What is expected:
Reproduce each line bearing the word "Triglav".

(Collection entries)

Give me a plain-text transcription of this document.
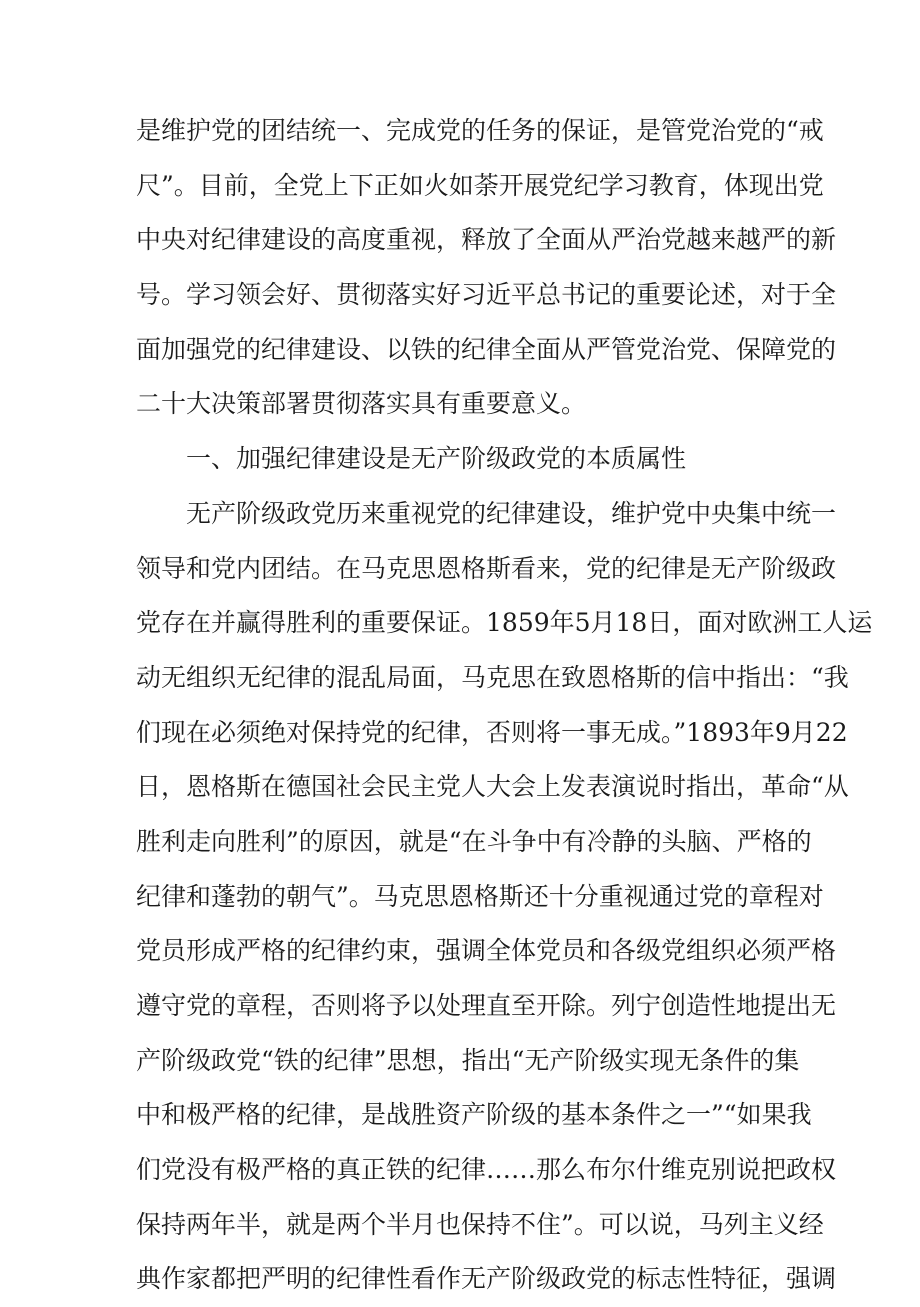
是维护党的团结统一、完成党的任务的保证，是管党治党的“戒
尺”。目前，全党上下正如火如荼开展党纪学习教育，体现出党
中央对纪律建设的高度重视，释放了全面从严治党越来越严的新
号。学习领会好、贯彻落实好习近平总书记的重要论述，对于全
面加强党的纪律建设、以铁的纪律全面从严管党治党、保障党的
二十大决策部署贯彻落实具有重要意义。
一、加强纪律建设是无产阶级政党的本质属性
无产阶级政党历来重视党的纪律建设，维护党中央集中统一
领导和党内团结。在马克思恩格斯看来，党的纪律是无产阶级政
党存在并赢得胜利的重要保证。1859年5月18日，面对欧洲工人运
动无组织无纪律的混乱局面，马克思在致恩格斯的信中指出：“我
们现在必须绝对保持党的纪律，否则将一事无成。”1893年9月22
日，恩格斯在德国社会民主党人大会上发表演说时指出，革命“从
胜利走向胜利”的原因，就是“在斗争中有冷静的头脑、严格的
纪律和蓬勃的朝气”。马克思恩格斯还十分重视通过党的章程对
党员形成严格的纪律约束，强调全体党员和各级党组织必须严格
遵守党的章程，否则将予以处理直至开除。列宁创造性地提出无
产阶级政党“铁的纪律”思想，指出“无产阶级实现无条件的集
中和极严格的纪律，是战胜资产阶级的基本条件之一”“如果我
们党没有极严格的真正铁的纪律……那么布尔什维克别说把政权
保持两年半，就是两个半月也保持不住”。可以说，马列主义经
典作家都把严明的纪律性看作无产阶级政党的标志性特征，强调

* * *

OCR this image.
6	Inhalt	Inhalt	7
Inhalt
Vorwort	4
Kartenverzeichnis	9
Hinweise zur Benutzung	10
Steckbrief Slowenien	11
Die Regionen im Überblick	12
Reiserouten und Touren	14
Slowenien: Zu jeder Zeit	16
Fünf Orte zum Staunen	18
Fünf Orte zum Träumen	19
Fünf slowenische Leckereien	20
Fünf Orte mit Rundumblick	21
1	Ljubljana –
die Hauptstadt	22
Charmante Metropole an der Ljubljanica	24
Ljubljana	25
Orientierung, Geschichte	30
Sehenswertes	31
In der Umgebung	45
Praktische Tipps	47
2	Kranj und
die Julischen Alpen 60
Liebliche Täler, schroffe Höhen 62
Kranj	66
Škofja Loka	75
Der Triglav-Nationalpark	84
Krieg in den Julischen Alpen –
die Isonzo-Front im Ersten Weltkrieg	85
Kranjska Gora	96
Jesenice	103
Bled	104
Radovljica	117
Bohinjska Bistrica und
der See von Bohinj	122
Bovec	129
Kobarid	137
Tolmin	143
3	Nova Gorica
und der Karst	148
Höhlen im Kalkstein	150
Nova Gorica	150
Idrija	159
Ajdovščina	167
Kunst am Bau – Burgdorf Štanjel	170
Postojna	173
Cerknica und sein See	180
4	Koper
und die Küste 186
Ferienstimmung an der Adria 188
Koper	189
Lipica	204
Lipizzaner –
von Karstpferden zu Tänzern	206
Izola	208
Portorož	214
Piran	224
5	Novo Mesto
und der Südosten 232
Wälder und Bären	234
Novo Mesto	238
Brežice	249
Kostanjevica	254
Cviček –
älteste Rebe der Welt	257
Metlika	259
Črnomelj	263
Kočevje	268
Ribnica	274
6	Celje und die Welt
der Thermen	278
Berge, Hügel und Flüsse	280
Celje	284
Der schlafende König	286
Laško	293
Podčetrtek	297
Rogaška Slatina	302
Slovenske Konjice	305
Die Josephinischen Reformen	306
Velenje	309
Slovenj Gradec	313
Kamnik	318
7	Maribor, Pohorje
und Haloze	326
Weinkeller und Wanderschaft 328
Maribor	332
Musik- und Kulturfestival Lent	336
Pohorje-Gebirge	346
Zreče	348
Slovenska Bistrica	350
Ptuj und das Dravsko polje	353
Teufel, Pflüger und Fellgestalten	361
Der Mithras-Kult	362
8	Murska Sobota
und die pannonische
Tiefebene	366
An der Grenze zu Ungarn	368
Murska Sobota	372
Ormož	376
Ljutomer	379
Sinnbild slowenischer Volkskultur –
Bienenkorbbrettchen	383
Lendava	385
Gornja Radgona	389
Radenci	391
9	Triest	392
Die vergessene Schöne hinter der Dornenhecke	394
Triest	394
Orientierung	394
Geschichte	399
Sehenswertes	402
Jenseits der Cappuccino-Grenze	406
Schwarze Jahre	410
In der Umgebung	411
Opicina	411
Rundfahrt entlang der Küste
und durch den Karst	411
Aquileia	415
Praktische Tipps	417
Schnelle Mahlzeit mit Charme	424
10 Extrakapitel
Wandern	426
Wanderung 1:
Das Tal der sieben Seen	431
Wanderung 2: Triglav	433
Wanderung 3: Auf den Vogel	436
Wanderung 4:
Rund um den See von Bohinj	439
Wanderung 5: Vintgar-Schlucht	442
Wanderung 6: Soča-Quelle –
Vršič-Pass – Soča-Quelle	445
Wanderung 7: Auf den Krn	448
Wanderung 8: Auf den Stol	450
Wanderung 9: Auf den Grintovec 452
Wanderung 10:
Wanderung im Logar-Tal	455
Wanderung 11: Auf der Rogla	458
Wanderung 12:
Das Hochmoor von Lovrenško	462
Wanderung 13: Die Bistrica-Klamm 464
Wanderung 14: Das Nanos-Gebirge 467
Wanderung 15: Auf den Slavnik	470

The answer:
Der Triglav-Nationalpark	84
Wanderung 2: Triglav	433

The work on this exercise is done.